In the material below, find how many lines contain the string "Clustered". Write only that number.

— Start of TASK MATERIAL —

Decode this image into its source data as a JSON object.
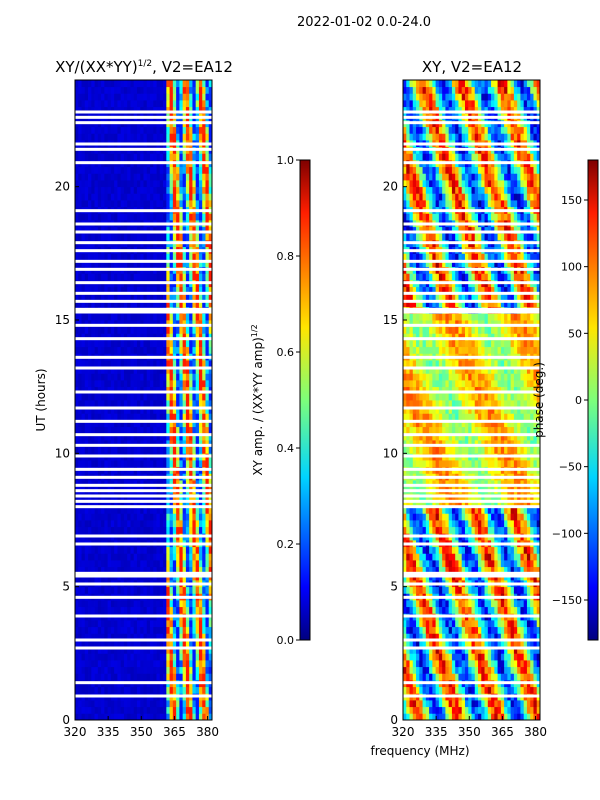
{
  "suptitle": "2022-01-02 0.0-24.0",
  "shared_xlabel": "frequency (MHz)",
  "chart_data": [
    {
      "type": "heatmap",
      "title_main": "XY/(XX*YY)",
      "title_exp": "1/2",
      "title_suffix": ", V2=EA12",
      "xlabel": "",
      "ylabel": "UT (hours)",
      "xlim": [
        320,
        382
      ],
      "ylim": [
        0,
        24
      ],
      "x_ticks": [
        320,
        335,
        350,
        365,
        380
      ],
      "y_ticks": [
        0,
        5,
        10,
        15,
        20
      ],
      "colorbar": {
        "label_main": "XY amp. / (XX*YY amp)",
        "label_exp": "1/2",
        "range": [
          0.0,
          1.0
        ],
        "ticks": [
          "0.0",
          "0.2",
          "0.4",
          "0.6",
          "0.8",
          "1.0"
        ],
        "tick_values": [
          0.0,
          0.2,
          0.4,
          0.6,
          0.8,
          1.0
        ]
      },
      "colormap": "jet",
      "description_note_omitted": false
    },
    {
      "type": "heatmap",
      "title": "XY, V2=EA12",
      "xlabel": "",
      "ylabel": "",
      "xlim": [
        320,
        382
      ],
      "ylim": [
        0,
        24
      ],
      "x_ticks": [
        320,
        335,
        350,
        365,
        380
      ],
      "y_ticks": [
        0,
        5,
        10,
        15,
        20
      ],
      "colorbar": {
        "label": "phase (deg.)",
        "range": [
          -180,
          180
        ],
        "ticks": [
          "−150",
          "−100",
          "−50",
          "0",
          "50",
          "100",
          "150"
        ],
        "tick_values": [
          -150,
          -100,
          -50,
          0,
          50,
          100,
          150
        ]
      },
      "colormap": "jet"
    }
  ]
}
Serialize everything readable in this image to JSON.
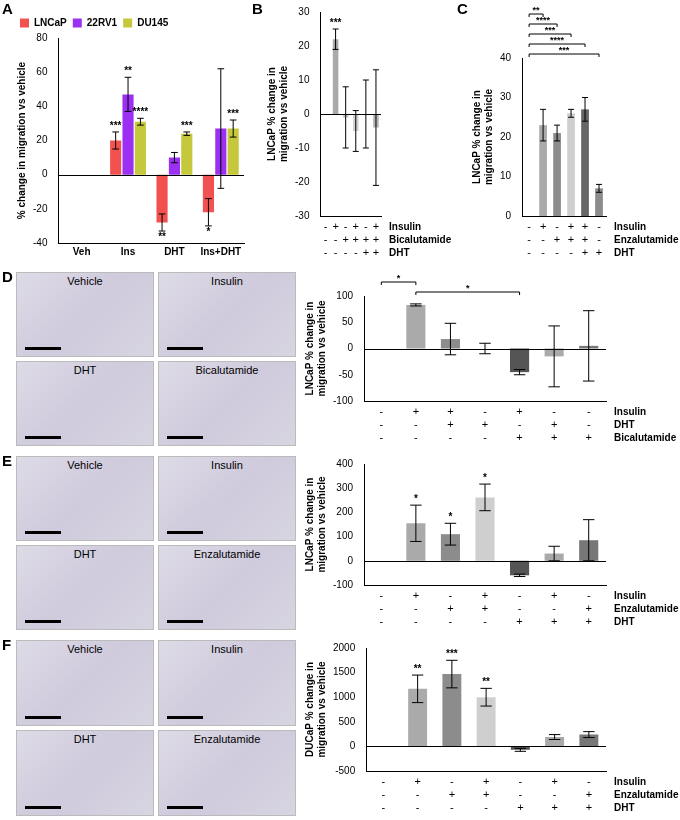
{
  "chart_data": [
    {
      "panel": "A",
      "type": "bar",
      "categories": [
        "Veh",
        "Ins",
        "DHT",
        "Ins+DHT"
      ],
      "y_label": [
        "% change in migration vs vehicle"
      ],
      "ylim": [
        -40,
        80
      ],
      "yticks": [
        -40,
        -20,
        0,
        20,
        40,
        60,
        80
      ],
      "grid": false,
      "legend": "top-left",
      "series": [
        {
          "name": "LNCaP",
          "color": "#f2524f",
          "values": [
            0,
            20,
            -28,
            -22
          ],
          "errors": [
            0,
            5,
            5,
            8
          ],
          "significance": [
            null,
            "***",
            "**",
            "*"
          ]
        },
        {
          "name": "22RV1",
          "color": "#9b30f2",
          "values": [
            0,
            47,
            10,
            27
          ],
          "errors": [
            0,
            10,
            3,
            35
          ],
          "significance": [
            null,
            "**",
            null,
            null
          ]
        },
        {
          "name": "DU145",
          "color": "#c6c83c",
          "values": [
            0,
            31,
            24,
            27
          ],
          "errors": [
            0,
            2,
            1,
            5
          ],
          "significance": [
            null,
            "****",
            "***",
            "***"
          ]
        }
      ]
    },
    {
      "panel": "B",
      "type": "bar",
      "categories": [
        null,
        null,
        null,
        null,
        null,
        null
      ],
      "y_label": [
        "LNCaP % change in",
        "migration vs vehicle"
      ],
      "ylim": [
        -30,
        30
      ],
      "yticks": [
        -30,
        -20,
        -10,
        0,
        10,
        20,
        30
      ],
      "grid": false,
      "conditions": [
        {
          "name": "Insulin",
          "values": [
            "-",
            "+",
            "-",
            "+",
            "-",
            "+"
          ]
        },
        {
          "name": "Bicalutamide",
          "values": [
            "-",
            "-",
            "+",
            "+",
            "+",
            "+"
          ]
        },
        {
          "name": "DHT",
          "values": [
            "-",
            "-",
            "-",
            "-",
            "+",
            "+"
          ]
        }
      ],
      "series": [
        {
          "values": [
            0,
            22,
            -1,
            -5,
            0,
            -4
          ],
          "errors": [
            0,
            3,
            9,
            6,
            10,
            17
          ],
          "colors": [
            "#aaaaaa",
            "#aaaaaa",
            "#c8c8c8",
            "#d2d2d2",
            "#999999",
            "#b4b4b4"
          ],
          "significance": [
            null,
            "***",
            null,
            null,
            null,
            null
          ]
        }
      ]
    },
    {
      "panel": "C",
      "type": "bar",
      "categories": [
        null,
        null,
        null,
        null,
        null,
        null
      ],
      "y_label": [
        "LNCaP % change in",
        "migration vs vehicle"
      ],
      "ylim": [
        0,
        40
      ],
      "yticks": [
        0,
        10,
        20,
        30,
        40
      ],
      "grid": false,
      "conditions": [
        {
          "name": "Insulin",
          "values": [
            "-",
            "+",
            "-",
            "+",
            "+",
            "-"
          ]
        },
        {
          "name": "Enzalutamide",
          "values": [
            "-",
            "-",
            "+",
            "+",
            "+",
            "-"
          ]
        },
        {
          "name": "DHT",
          "values": [
            "-",
            "-",
            "-",
            "-",
            "+",
            "+"
          ]
        }
      ],
      "brackets": [
        {
          "from": 0,
          "to": 1,
          "label": "**"
        },
        {
          "from": 0,
          "to": 2,
          "label": "****"
        },
        {
          "from": 0,
          "to": 3,
          "label": "***"
        },
        {
          "from": 0,
          "to": 4,
          "label": "****"
        },
        {
          "from": 0,
          "to": 5,
          "label": "***"
        }
      ],
      "series": [
        {
          "values": [
            0,
            23,
            21,
            26,
            27,
            7
          ],
          "errors": [
            0,
            4,
            2,
            1,
            3,
            1
          ],
          "colors": [
            "#aaaaaa",
            "#aaaaaa",
            "#8c8c8c",
            "#cfcfcf",
            "#666666",
            "#8c8c8c"
          ]
        }
      ]
    },
    {
      "panel": "D",
      "type": "bar",
      "images": [
        "Vehicle",
        "Insulin",
        "DHT",
        "Bicalutamide"
      ],
      "categories": [
        null,
        null,
        null,
        null,
        null,
        null,
        null
      ],
      "y_label": [
        "LNCaP % change in",
        "migration vs vehicle"
      ],
      "ylim": [
        -100,
        100
      ],
      "yticks": [
        -100,
        -50,
        0,
        50,
        100
      ],
      "grid": false,
      "conditions": [
        {
          "name": "Insulin",
          "values": [
            "-",
            "+",
            "+",
            "-",
            "+",
            "-",
            "-"
          ]
        },
        {
          "name": "DHT",
          "values": [
            "-",
            "-",
            "+",
            "+",
            "-",
            "+",
            "-"
          ]
        },
        {
          "name": "Bicalutamide",
          "values": [
            "-",
            "-",
            "-",
            "-",
            "+",
            "+",
            "+"
          ]
        }
      ],
      "brackets": [
        {
          "from": 0,
          "to": 1,
          "label": "*"
        },
        {
          "from": 1,
          "to": 4,
          "label": "*"
        }
      ],
      "series": [
        {
          "values": [
            0,
            83,
            18,
            0,
            -45,
            -15,
            5
          ],
          "errors": [
            0,
            2,
            30,
            10,
            5,
            58,
            67
          ],
          "colors": [
            "#aaaaaa",
            "#aaaaaa",
            "#8c8c8c",
            "#d0d0d0",
            "#555555",
            "#aaaaaa",
            "#777777"
          ]
        }
      ]
    },
    {
      "panel": "E",
      "type": "bar",
      "images": [
        "Vehicle",
        "Insulin",
        "DHT",
        "Enzalutamide"
      ],
      "categories": [
        null,
        null,
        null,
        null,
        null,
        null,
        null
      ],
      "y_label": [
        "LNCaP % change in",
        "migration vs vehicle"
      ],
      "ylim": [
        -100,
        400
      ],
      "yticks": [
        -100,
        0,
        100,
        200,
        300,
        400
      ],
      "grid": false,
      "conditions": [
        {
          "name": "Insulin",
          "values": [
            "-",
            "+",
            "-",
            "+",
            "-",
            "+",
            "-"
          ]
        },
        {
          "name": "Enzalutamide",
          "values": [
            "-",
            "-",
            "+",
            "+",
            "-",
            "-",
            "+"
          ]
        },
        {
          "name": "DHT",
          "values": [
            "-",
            "-",
            "-",
            "-",
            "+",
            "+",
            "+"
          ]
        }
      ],
      "series": [
        {
          "values": [
            0,
            155,
            110,
            262,
            -60,
            30,
            85
          ],
          "errors": [
            0,
            75,
            45,
            55,
            5,
            30,
            85
          ],
          "colors": [
            "#aaaaaa",
            "#aaaaaa",
            "#8c8c8c",
            "#cfcfcf",
            "#555555",
            "#aaaaaa",
            "#777777"
          ],
          "significance": [
            null,
            "*",
            "*",
            "*",
            null,
            null,
            null
          ]
        }
      ]
    },
    {
      "panel": "F",
      "type": "bar",
      "images": [
        "Vehicle",
        "Insulin",
        "DHT",
        "Enzalutamide"
      ],
      "categories": [
        null,
        null,
        null,
        null,
        null,
        null,
        null
      ],
      "y_label": [
        "DUCaP % change in",
        "migration vs vehicle"
      ],
      "ylim": [
        -500,
        2000
      ],
      "yticks": [
        -500,
        0,
        500,
        1000,
        1500,
        2000
      ],
      "grid": false,
      "conditions": [
        {
          "name": "Insulin",
          "values": [
            "-",
            "+",
            "-",
            "+",
            "-",
            "+",
            "-"
          ]
        },
        {
          "name": "Enzalutamide",
          "values": [
            "-",
            "-",
            "+",
            "+",
            "-",
            "-",
            "+"
          ]
        },
        {
          "name": "DHT",
          "values": [
            "-",
            "-",
            "-",
            "-",
            "+",
            "+",
            "+"
          ]
        }
      ],
      "series": [
        {
          "values": [
            0,
            1170,
            1470,
            1000,
            -70,
            190,
            240
          ],
          "errors": [
            0,
            280,
            280,
            180,
            30,
            50,
            60
          ],
          "colors": [
            "#aaaaaa",
            "#aaaaaa",
            "#8c8c8c",
            "#cfcfcf",
            "#555555",
            "#aaaaaa",
            "#777777"
          ],
          "significance": [
            null,
            "**",
            "***",
            "**",
            null,
            null,
            null
          ]
        }
      ]
    }
  ]
}
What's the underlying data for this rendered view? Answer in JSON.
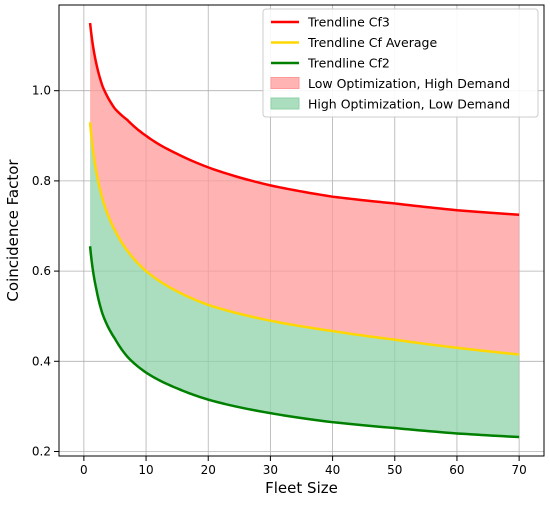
{
  "chart_data": {
    "type": "area",
    "title": "",
    "xlabel": "Fleet Size",
    "ylabel": "Coincidence Factor",
    "xlim": [
      -4,
      74
    ],
    "ylim": [
      0.19,
      1.19
    ],
    "xticks": [
      0,
      10,
      20,
      30,
      40,
      50,
      60,
      70
    ],
    "yticks": [
      0.2,
      0.4,
      0.6,
      0.8,
      1.0
    ],
    "xtick_labels": [
      "0",
      "10",
      "20",
      "30",
      "40",
      "50",
      "60",
      "70"
    ],
    "ytick_labels": [
      "0.2",
      "0.4",
      "0.6",
      "0.8",
      "1.0"
    ],
    "grid": true,
    "legend_position": "top-right",
    "x": [
      1,
      2,
      3,
      5,
      7,
      10,
      15,
      20,
      30,
      40,
      50,
      60,
      70
    ],
    "series": [
      {
        "name": "Trendline Cf3",
        "kind": "line",
        "color": "#ff0000",
        "values": [
          1.15,
          1.06,
          1.01,
          0.96,
          0.935,
          0.9,
          0.86,
          0.83,
          0.79,
          0.765,
          0.75,
          0.735,
          0.725
        ]
      },
      {
        "name": "Trendline Cf Average",
        "kind": "line",
        "color": "#ffd700",
        "values": [
          0.93,
          0.82,
          0.76,
          0.69,
          0.645,
          0.6,
          0.555,
          0.525,
          0.49,
          0.467,
          0.448,
          0.43,
          0.415
        ]
      },
      {
        "name": "Trendline Cf2",
        "kind": "line",
        "color": "#008000",
        "values": [
          0.655,
          0.56,
          0.505,
          0.45,
          0.41,
          0.375,
          0.34,
          0.315,
          0.285,
          0.265,
          0.252,
          0.24,
          0.232
        ]
      }
    ],
    "fills": [
      {
        "name": "Low Optimization, High Demand",
        "between": [
          "Trendline Cf3",
          "Trendline Cf Average"
        ],
        "color": "#ff9999"
      },
      {
        "name": "High Optimization, Low Demand",
        "between": [
          "Trendline Cf Average",
          "Trendline Cf2"
        ],
        "color": "#8fd3a8"
      }
    ]
  }
}
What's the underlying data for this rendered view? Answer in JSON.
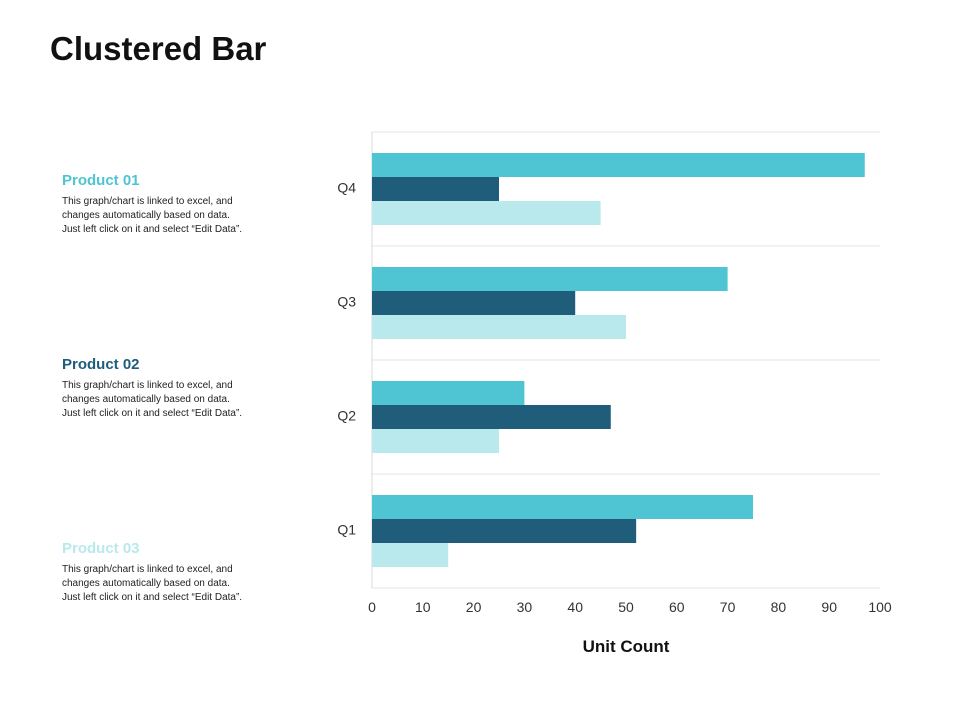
{
  "title": "Clustered Bar",
  "legend": [
    {
      "name": "Product 01",
      "color": "#4fc4d2",
      "description": [
        "This graph/chart is linked to excel, and",
        "changes automatically based on data.",
        "Just left click on it and select “Edit Data”."
      ]
    },
    {
      "name": "Product 02",
      "color": "#1f5d7a",
      "description": [
        "This graph/chart is linked to excel, and",
        "changes automatically based on data.",
        "Just left click on it and select “Edit Data”."
      ]
    },
    {
      "name": "Product 03",
      "color": "#b9e8ed",
      "description": [
        "This graph/chart is linked to excel, and",
        "changes automatically based on data.",
        "Just left click on it and select “Edit Data”."
      ]
    }
  ],
  "chart_data": {
    "type": "bar",
    "orientation": "horizontal",
    "title": "Clustered Bar",
    "xlabel": "Unit Count",
    "ylabel": "",
    "xlim": [
      0,
      100
    ],
    "xticks": [
      0,
      10,
      20,
      30,
      40,
      50,
      60,
      70,
      80,
      90,
      100
    ],
    "categories": [
      "Q1",
      "Q2",
      "Q3",
      "Q4"
    ],
    "series": [
      {
        "name": "Product 01",
        "color": "#4fc4d2",
        "values": [
          75,
          30,
          70,
          97
        ]
      },
      {
        "name": "Product 02",
        "color": "#1f5d7a",
        "values": [
          52,
          47,
          40,
          25
        ]
      },
      {
        "name": "Product 03",
        "color": "#b9e8ed",
        "values": [
          15,
          25,
          50,
          45
        ]
      }
    ],
    "grid": true,
    "legend_position": "left"
  }
}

— End of TASK MATERIAL —

### [REPLY TO THE TASK]
2